Task statement
Find the string "image" and gather every line that holds it.
• • • •
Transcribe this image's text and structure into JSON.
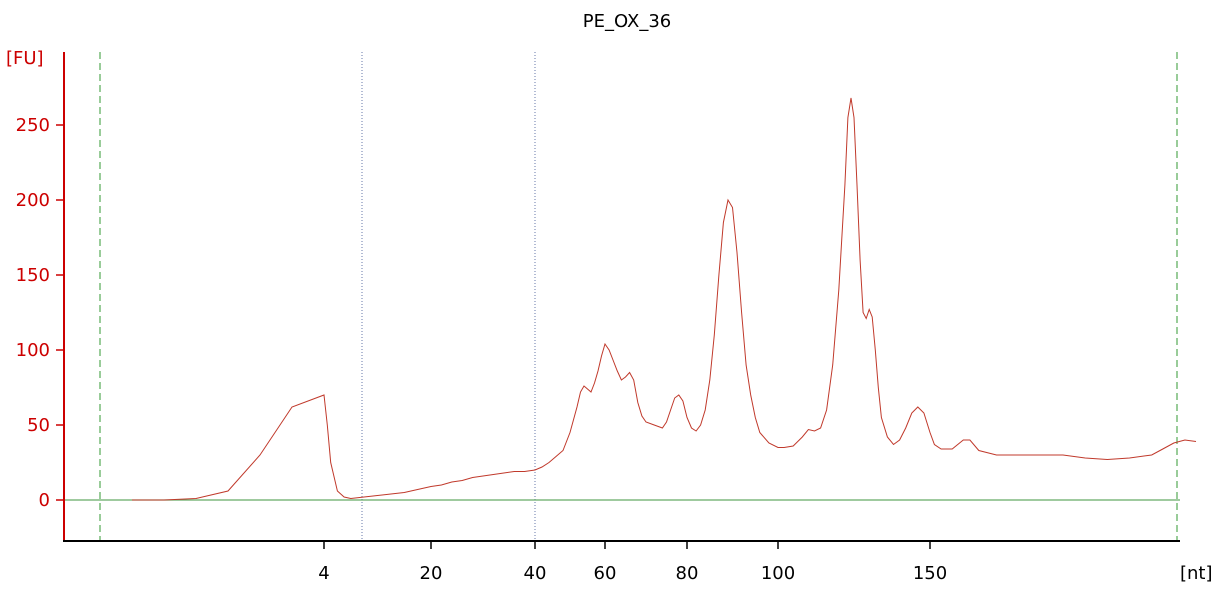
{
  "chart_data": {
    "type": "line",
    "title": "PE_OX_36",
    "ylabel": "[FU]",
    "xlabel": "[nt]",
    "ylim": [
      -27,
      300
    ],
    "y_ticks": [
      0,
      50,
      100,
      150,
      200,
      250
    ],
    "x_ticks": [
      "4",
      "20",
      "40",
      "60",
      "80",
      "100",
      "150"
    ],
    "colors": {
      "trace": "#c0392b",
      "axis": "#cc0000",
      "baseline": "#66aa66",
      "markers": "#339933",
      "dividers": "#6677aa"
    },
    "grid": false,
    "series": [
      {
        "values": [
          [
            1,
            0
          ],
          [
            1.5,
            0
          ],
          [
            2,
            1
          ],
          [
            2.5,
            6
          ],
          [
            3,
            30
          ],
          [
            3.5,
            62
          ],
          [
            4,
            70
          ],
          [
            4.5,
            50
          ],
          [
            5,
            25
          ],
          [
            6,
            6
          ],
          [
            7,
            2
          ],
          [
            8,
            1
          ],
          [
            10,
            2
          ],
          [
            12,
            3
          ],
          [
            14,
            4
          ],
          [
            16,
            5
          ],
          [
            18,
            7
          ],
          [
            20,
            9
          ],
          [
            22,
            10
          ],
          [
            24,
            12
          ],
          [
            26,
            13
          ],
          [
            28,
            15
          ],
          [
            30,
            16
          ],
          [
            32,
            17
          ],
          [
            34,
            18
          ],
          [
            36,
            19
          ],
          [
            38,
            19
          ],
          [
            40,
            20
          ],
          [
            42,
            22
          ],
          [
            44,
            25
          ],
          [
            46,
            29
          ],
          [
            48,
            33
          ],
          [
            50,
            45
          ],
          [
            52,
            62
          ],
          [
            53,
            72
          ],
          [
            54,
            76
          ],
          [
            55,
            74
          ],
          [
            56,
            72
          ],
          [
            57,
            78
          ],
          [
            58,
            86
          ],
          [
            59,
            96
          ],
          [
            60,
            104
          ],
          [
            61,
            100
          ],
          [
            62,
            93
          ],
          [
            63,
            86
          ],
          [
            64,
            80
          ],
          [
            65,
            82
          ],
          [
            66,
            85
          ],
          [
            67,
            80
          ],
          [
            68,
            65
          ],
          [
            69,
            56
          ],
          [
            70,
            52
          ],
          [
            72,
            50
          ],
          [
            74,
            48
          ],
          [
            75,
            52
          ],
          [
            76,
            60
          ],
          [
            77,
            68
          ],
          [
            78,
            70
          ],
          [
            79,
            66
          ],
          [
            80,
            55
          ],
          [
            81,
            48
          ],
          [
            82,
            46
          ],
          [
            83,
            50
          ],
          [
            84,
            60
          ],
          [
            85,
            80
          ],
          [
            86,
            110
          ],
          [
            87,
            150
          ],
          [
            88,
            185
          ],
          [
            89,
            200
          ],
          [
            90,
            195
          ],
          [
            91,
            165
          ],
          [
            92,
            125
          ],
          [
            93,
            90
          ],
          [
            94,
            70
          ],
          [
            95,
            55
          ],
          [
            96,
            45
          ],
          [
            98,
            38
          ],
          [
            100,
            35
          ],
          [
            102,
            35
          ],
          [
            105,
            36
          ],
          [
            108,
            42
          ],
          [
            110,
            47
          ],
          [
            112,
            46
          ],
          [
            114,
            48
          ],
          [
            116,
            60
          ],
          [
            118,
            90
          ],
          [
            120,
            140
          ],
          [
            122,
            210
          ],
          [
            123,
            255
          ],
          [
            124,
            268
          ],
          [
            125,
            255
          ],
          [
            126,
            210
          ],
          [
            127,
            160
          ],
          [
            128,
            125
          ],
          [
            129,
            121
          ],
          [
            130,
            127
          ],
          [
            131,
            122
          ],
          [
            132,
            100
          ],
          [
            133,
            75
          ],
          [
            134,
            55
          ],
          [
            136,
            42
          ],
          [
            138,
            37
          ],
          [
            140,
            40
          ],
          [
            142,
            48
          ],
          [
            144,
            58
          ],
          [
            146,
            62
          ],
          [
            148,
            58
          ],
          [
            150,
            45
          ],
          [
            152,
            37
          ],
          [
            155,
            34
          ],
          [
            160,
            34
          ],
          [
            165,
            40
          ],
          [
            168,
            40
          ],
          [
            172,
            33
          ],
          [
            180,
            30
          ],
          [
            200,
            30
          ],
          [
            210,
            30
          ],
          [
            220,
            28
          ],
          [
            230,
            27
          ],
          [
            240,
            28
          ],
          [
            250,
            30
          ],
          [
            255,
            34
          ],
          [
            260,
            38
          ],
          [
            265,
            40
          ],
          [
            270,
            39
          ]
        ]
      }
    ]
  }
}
• • • •
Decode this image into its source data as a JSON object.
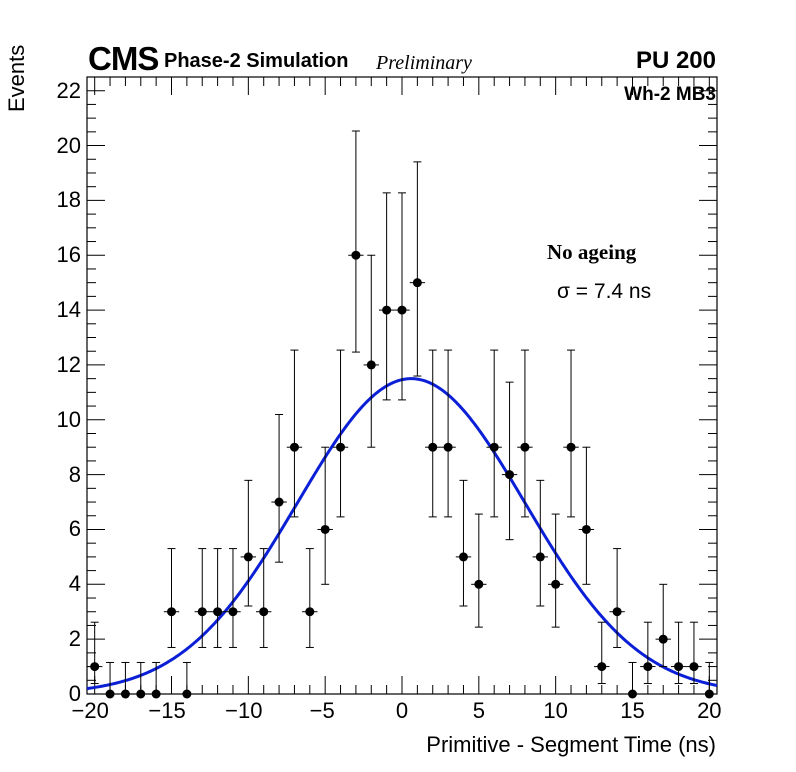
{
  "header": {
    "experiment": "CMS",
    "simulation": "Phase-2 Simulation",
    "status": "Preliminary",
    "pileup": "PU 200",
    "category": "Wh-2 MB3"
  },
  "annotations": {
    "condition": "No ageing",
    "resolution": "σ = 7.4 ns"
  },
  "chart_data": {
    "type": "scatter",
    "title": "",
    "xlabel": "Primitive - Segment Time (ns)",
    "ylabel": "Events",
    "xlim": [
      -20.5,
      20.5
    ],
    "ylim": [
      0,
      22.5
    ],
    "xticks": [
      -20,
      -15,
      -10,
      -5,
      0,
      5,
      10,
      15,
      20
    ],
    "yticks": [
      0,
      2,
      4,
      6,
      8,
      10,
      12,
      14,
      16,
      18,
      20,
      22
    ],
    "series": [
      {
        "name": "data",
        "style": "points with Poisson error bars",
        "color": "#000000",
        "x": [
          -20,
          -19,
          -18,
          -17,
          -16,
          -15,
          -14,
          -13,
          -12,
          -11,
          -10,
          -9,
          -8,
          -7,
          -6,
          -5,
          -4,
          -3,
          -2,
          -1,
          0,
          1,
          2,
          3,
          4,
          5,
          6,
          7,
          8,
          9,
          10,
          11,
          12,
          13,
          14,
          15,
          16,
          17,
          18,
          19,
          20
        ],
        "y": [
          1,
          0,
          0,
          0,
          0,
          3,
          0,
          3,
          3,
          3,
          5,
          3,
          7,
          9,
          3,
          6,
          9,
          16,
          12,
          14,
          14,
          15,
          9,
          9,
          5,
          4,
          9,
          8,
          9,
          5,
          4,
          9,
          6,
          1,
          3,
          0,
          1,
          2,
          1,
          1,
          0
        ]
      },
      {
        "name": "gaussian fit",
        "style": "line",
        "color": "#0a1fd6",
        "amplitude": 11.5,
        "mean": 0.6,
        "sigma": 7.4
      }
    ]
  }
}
• • • •
Response below
Transcribe this image's text and structure into JSON.
Decode this image into its source data as a JSON object.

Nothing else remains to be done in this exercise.